▶ _Exercise_
Can you reproduce the software licensing passage starting with "Server: 32 cores" and going on through "deleting the original.", swapping "License B" for "License C" wherever it appears?

Multiple Consumptions for One Asset

An asset can have many consumptions — one per product installed. A laptop running Windows 10, Microsoft 365, and Adobe Acrobat has three consumptions.

A SQL Server host with two SQL instances on it has consumptions from both instances. Each instance is a separate asset linked to the host, and each can carry consumption independently.

Free Products

Products marked as free (e.g., SQL Server Developer Edition, Microsoft Express editions, free utilities) generate consumptions but never grants. They appear in install counts but not in entitlement or compliance reports.

License Evidence (Transaction Type 12)

A license evidence transaction records the capacity of a license. It is posted when the license is created or imported, and it is the source of truth for "how many seats do we have?" calculations.

Microsoft 365 Apps for Business — 50 seats — purchased Aug 1
→ License Evidence posted: License=L123, Product=M365B, ApplyDate=Aug 1, Rights=50

The capacity is taken from the license record at the moment the calculation runs. If you import a license today with 50 seats and a purchase date last year, the evidence transaction is dated last year.

Grant (Transaction Type 13)

A grant is created when the engine matches a license to a consumption. It records:

  • Asset — which install the grant covers
  • Product — the consumed product
  • License — the license providing the coverage
  • Apply Date — the later of the consumption's apply date and the license's purchase date
  • Metric — the units of capacity used (1 right per user, 1 core per core, etc.)
Consumption: SQL4 needs 4 cores from Oct 15
License: SQL Server 2017 Standard 4-core license, purchased Sep 1
→ Grant posted: Asset=SQL4, License=L456, Product=SQL2017Standard, ApplyDate=Oct 15, CPUCores=4

If the license is purchased after the consumption, the grant is dated to the license purchase date — the engine cannot grant rights before the license existed.

One Consumption, Many Grants

Multiple licenses can cover a single consumption. A 32-core server can be covered by two 16-core licenses, posted as two separate grants against the same asset, product, and consumption period:

Server: 32 cores
License A: 16 cores (purchased 2024) → Grant: CPUCores=16
License B: 16 cores (purchased 2025) → Grant: CPUCores=16
Total coverage: 32 cores ✓

Reversal (Negative Transaction)

When something changes that invalidates a previous transaction, a reversal is posted as a new transaction with a negative metric — not by deleting the original.

Change Reversal Posted
License disposed Negative grants for everything that license covered
Asset decommissioned Negative consumptions for everything installed on it
Software uninstalled Negative consumption with apply date = uninstall date
Reallocation under affinity changes Negative grant for the old allocation, positive grant for the new one

A complete history of any allocation looks like this:

Oct 15  Grant posted     Rights = 1
Nov 1   Reversal posted  Rights = -1
        ── net = 0, but two records remain in the audit trail

Same-Period Versus Different-Period Recalculation

The behavior depends on whether you recalculate the same period that originally posted the transaction.

▶ _Material provided_
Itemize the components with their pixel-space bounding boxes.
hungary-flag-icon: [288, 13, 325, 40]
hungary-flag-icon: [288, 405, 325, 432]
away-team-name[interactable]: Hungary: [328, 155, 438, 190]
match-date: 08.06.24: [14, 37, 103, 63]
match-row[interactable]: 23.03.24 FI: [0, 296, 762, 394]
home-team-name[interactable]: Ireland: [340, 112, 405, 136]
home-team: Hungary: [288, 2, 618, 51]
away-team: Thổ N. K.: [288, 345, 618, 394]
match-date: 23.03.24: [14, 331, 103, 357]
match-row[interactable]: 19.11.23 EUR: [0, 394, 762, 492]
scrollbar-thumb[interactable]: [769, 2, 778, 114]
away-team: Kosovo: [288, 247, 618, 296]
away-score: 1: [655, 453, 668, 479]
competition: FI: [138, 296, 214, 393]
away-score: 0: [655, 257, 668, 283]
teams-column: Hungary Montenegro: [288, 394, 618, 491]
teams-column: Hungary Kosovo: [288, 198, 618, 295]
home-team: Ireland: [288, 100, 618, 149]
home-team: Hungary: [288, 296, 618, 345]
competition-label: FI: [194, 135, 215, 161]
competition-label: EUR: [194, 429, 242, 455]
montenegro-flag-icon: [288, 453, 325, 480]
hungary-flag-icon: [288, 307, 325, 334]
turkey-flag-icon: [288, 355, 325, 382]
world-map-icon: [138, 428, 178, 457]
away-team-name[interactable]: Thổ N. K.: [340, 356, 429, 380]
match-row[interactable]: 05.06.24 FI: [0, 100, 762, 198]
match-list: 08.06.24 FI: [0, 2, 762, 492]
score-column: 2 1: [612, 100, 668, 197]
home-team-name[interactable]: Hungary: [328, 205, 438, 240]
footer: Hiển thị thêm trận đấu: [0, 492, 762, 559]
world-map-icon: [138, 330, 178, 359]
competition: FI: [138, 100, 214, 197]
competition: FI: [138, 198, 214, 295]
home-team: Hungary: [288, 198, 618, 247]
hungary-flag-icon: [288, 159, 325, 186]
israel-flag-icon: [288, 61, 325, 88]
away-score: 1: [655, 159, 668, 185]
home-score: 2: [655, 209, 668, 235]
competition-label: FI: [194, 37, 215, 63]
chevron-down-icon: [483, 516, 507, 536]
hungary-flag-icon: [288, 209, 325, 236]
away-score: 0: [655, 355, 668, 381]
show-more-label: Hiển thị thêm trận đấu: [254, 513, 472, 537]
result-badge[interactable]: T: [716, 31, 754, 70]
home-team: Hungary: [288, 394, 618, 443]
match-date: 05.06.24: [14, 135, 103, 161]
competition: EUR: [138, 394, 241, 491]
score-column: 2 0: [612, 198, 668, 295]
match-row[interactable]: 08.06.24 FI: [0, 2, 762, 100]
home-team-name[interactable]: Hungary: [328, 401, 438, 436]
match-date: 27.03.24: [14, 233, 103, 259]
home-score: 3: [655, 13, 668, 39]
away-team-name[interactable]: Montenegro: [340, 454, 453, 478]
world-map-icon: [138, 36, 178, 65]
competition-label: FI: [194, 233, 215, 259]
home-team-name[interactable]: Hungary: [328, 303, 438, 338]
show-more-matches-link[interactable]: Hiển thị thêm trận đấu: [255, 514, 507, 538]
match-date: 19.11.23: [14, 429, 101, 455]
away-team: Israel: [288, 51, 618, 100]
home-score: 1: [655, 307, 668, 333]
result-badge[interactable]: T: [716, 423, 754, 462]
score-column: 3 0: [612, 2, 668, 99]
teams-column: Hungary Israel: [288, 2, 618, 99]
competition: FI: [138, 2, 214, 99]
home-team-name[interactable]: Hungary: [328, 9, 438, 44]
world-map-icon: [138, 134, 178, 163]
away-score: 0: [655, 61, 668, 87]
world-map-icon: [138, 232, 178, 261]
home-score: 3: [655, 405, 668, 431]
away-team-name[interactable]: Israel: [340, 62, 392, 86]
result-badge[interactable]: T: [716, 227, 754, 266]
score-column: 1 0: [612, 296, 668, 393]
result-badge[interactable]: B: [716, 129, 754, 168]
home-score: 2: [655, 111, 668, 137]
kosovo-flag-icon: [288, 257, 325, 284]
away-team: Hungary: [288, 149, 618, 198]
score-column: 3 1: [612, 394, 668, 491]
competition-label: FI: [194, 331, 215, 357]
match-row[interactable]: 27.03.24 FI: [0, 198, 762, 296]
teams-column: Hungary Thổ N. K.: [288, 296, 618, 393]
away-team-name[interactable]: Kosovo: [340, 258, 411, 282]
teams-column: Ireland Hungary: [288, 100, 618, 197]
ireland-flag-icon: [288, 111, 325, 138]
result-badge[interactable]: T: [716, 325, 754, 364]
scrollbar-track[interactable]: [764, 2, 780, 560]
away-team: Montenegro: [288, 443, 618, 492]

▶ _Task answer_
Server: 32 cores
License A: 16 cores (purchased 2024) → Grant: CPUCores=16
License C: 16 cores (purchased 2025) → Grant: CPUCores=16
Total coverage: 32 cores ✓

Reversal (Negative Transaction)

When something changes that invalidates a previous transaction, a reversal is posted as a new transaction with a negative metric — not by deleting the original.